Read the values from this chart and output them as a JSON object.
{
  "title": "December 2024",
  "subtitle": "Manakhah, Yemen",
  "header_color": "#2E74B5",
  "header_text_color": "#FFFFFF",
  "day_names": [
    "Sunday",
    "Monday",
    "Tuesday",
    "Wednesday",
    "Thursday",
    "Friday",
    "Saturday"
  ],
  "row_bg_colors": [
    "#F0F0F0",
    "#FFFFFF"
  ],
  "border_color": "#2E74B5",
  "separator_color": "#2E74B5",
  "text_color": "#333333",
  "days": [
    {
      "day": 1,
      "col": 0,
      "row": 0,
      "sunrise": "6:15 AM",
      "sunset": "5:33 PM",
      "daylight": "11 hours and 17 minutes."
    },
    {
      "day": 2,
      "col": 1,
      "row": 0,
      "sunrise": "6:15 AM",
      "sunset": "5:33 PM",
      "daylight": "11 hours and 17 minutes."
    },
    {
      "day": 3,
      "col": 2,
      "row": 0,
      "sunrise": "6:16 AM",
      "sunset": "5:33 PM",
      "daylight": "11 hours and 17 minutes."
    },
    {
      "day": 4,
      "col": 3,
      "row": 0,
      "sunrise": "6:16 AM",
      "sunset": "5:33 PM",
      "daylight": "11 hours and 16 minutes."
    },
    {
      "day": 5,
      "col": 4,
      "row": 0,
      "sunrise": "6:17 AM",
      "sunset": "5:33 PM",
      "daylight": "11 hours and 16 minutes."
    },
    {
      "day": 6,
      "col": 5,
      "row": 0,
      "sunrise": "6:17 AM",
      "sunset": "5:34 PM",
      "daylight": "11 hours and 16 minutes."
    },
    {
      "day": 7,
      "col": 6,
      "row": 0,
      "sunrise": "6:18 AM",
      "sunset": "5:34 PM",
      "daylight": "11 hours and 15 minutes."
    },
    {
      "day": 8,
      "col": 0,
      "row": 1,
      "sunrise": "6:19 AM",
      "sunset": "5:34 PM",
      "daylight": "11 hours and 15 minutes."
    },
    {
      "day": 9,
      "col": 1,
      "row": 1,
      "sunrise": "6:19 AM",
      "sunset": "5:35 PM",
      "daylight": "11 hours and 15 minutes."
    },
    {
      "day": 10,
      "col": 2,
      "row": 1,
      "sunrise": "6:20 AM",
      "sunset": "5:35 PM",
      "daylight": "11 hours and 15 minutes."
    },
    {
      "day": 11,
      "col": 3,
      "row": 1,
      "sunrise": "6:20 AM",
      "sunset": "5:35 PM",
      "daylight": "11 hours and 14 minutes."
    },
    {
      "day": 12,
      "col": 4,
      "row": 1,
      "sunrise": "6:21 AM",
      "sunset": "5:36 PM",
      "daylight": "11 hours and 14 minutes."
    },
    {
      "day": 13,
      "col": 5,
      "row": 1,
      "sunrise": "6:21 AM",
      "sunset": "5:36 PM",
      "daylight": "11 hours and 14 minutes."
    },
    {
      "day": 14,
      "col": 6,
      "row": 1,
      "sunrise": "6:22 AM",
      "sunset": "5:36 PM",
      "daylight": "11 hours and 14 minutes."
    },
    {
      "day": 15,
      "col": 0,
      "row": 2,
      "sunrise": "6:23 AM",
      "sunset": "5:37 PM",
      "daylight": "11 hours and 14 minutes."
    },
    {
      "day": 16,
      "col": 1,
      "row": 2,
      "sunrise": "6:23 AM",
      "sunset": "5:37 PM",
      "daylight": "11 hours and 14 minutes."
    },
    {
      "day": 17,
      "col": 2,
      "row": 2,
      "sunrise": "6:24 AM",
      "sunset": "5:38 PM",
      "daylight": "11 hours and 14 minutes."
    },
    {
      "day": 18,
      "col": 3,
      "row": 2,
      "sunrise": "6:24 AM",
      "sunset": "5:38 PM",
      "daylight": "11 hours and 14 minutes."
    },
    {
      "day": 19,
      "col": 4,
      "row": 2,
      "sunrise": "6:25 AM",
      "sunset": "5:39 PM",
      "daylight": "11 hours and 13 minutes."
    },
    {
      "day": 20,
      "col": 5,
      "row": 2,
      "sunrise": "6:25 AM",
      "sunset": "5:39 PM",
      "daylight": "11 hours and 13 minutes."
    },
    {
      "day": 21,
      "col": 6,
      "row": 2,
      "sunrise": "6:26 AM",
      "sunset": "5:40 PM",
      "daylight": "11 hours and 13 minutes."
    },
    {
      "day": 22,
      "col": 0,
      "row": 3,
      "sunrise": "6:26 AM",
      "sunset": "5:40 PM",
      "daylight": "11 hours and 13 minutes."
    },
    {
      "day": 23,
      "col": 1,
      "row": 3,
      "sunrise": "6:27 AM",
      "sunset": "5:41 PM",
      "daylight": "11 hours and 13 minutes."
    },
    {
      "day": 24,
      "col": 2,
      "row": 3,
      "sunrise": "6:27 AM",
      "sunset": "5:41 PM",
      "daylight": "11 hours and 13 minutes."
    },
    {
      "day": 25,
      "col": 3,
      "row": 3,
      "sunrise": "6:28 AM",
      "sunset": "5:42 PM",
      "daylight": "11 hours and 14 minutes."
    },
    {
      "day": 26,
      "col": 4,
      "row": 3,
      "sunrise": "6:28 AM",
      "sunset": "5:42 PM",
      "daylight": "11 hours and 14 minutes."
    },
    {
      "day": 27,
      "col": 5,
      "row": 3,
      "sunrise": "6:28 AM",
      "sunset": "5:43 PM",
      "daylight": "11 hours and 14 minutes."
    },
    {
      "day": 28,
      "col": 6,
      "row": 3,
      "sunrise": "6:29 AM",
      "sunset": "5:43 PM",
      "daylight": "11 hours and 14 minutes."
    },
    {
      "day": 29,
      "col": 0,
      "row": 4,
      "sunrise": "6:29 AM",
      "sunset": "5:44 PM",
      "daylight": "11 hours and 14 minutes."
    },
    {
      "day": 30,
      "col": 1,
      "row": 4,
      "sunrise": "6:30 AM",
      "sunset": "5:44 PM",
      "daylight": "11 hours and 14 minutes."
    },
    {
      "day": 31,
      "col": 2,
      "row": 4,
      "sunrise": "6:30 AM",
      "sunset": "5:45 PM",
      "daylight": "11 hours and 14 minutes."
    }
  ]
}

= = =

(SET PROBLEM): Nothing should be changed: write out all of the data as is.

(RESULT):
Read the values from this chart and output them as a JSON object.
{
  "title": "December 2024",
  "subtitle": "Manakhah, Yemen",
  "header_color": "#2E74B5",
  "header_text_color": "#FFFFFF",
  "day_names": [
    "Sunday",
    "Monday",
    "Tuesday",
    "Wednesday",
    "Thursday",
    "Friday",
    "Saturday"
  ],
  "row_bg_colors": [
    "#F0F0F0",
    "#FFFFFF"
  ],
  "border_color": "#2E74B5",
  "separator_color": "#2E74B5",
  "text_color": "#333333",
  "days": [
    {
      "day": 1,
      "col": 0,
      "row": 0,
      "sunrise": "6:15 AM",
      "sunset": "5:33 PM",
      "daylight": "11 hours and 17 minutes."
    },
    {
      "day": 2,
      "col": 1,
      "row": 0,
      "sunrise": "6:15 AM",
      "sunset": "5:33 PM",
      "daylight": "11 hours and 17 minutes."
    },
    {
      "day": 3,
      "col": 2,
      "row": 0,
      "sunrise": "6:16 AM",
      "sunset": "5:33 PM",
      "daylight": "11 hours and 17 minutes."
    },
    {
      "day": 4,
      "col": 3,
      "row": 0,
      "sunrise": "6:16 AM",
      "sunset": "5:33 PM",
      "daylight": "11 hours and 16 minutes."
    },
    {
      "day": 5,
      "col": 4,
      "row": 0,
      "sunrise": "6:17 AM",
      "sunset": "5:33 PM",
      "daylight": "11 hours and 16 minutes."
    },
    {
      "day": 6,
      "col": 5,
      "row": 0,
      "sunrise": "6:17 AM",
      "sunset": "5:34 PM",
      "daylight": "11 hours and 16 minutes."
    },
    {
      "day": 7,
      "col": 6,
      "row": 0,
      "sunrise": "6:18 AM",
      "sunset": "5:34 PM",
      "daylight": "11 hours and 15 minutes."
    },
    {
      "day": 8,
      "col": 0,
      "row": 1,
      "sunrise": "6:19 AM",
      "sunset": "5:34 PM",
      "daylight": "11 hours and 15 minutes."
    },
    {
      "day": 9,
      "col": 1,
      "row": 1,
      "sunrise": "6:19 AM",
      "sunset": "5:35 PM",
      "daylight": "11 hours and 15 minutes."
    },
    {
      "day": 10,
      "col": 2,
      "row": 1,
      "sunrise": "6:20 AM",
      "sunset": "5:35 PM",
      "daylight": "11 hours and 15 minutes."
    },
    {
      "day": 11,
      "col": 3,
      "row": 1,
      "sunrise": "6:20 AM",
      "sunset": "5:35 PM",
      "daylight": "11 hours and 14 minutes."
    },
    {
      "day": 12,
      "col": 4,
      "row": 1,
      "sunrise": "6:21 AM",
      "sunset": "5:36 PM",
      "daylight": "11 hours and 14 minutes."
    },
    {
      "day": 13,
      "col": 5,
      "row": 1,
      "sunrise": "6:21 AM",
      "sunset": "5:36 PM",
      "daylight": "11 hours and 14 minutes."
    },
    {
      "day": 14,
      "col": 6,
      "row": 1,
      "sunrise": "6:22 AM",
      "sunset": "5:36 PM",
      "daylight": "11 hours and 14 minutes."
    },
    {
      "day": 15,
      "col": 0,
      "row": 2,
      "sunrise": "6:23 AM",
      "sunset": "5:37 PM",
      "daylight": "11 hours and 14 minutes."
    },
    {
      "day": 16,
      "col": 1,
      "row": 2,
      "sunrise": "6:23 AM",
      "sunset": "5:37 PM",
      "daylight": "11 hours and 14 minutes."
    },
    {
      "day": 17,
      "col": 2,
      "row": 2,
      "sunrise": "6:24 AM",
      "sunset": "5:38 PM",
      "daylight": "11 hours and 14 minutes."
    },
    {
      "day": 18,
      "col": 3,
      "row": 2,
      "sunrise": "6:24 AM",
      "sunset": "5:38 PM",
      "daylight": "11 hours and 14 minutes."
    },
    {
      "day": 19,
      "col": 4,
      "row": 2,
      "sunrise": "6:25 AM",
      "sunset": "5:39 PM",
      "daylight": "11 hours and 13 minutes."
    },
    {
      "day": 20,
      "col": 5,
      "row": 2,
      "sunrise": "6:25 AM",
      "sunset": "5:39 PM",
      "daylight": "11 hours and 13 minutes."
    },
    {
      "day": 21,
      "col": 6,
      "row": 2,
      "sunrise": "6:26 AM",
      "sunset": "5:40 PM",
      "daylight": "11 hours and 13 minutes."
    },
    {
      "day": 22,
      "col": 0,
      "row": 3,
      "sunrise": "6:26 AM",
      "sunset": "5:40 PM",
      "daylight": "11 hours and 13 minutes."
    },
    {
      "day": 23,
      "col": 1,
      "row": 3,
      "sunrise": "6:27 AM",
      "sunset": "5:41 PM",
      "daylight": "11 hours and 13 minutes."
    },
    {
      "day": 24,
      "col": 2,
      "row": 3,
      "sunrise": "6:27 AM",
      "sunset": "5:41 PM",
      "daylight": "11 hours and 13 minutes."
    },
    {
      "day": 25,
      "col": 3,
      "row": 3,
      "sunrise": "6:28 AM",
      "sunset": "5:42 PM",
      "daylight": "11 hours and 14 minutes."
    },
    {
      "day": 26,
      "col": 4,
      "row": 3,
      "sunrise": "6:28 AM",
      "sunset": "5:42 PM",
      "daylight": "11 hours and 14 minutes."
    },
    {
      "day": 27,
      "col": 5,
      "row": 3,
      "sunrise": "6:28 AM",
      "sunset": "5:43 PM",
      "daylight": "11 hours and 14 minutes."
    },
    {
      "day": 28,
      "col": 6,
      "row": 3,
      "sunrise": "6:29 AM",
      "sunset": "5:43 PM",
      "daylight": "11 hours and 14 minutes."
    },
    {
      "day": 29,
      "col": 0,
      "row": 4,
      "sunrise": "6:29 AM",
      "sunset": "5:44 PM",
      "daylight": "11 hours and 14 minutes."
    },
    {
      "day": 30,
      "col": 1,
      "row": 4,
      "sunrise": "6:30 AM",
      "sunset": "5:44 PM",
      "daylight": "11 hours and 14 minutes."
    },
    {
      "day": 31,
      "col": 2,
      "row": 4,
      "sunrise": "6:30 AM",
      "sunset": "5:45 PM",
      "daylight": "11 hours and 14 minutes."
    }
  ]
}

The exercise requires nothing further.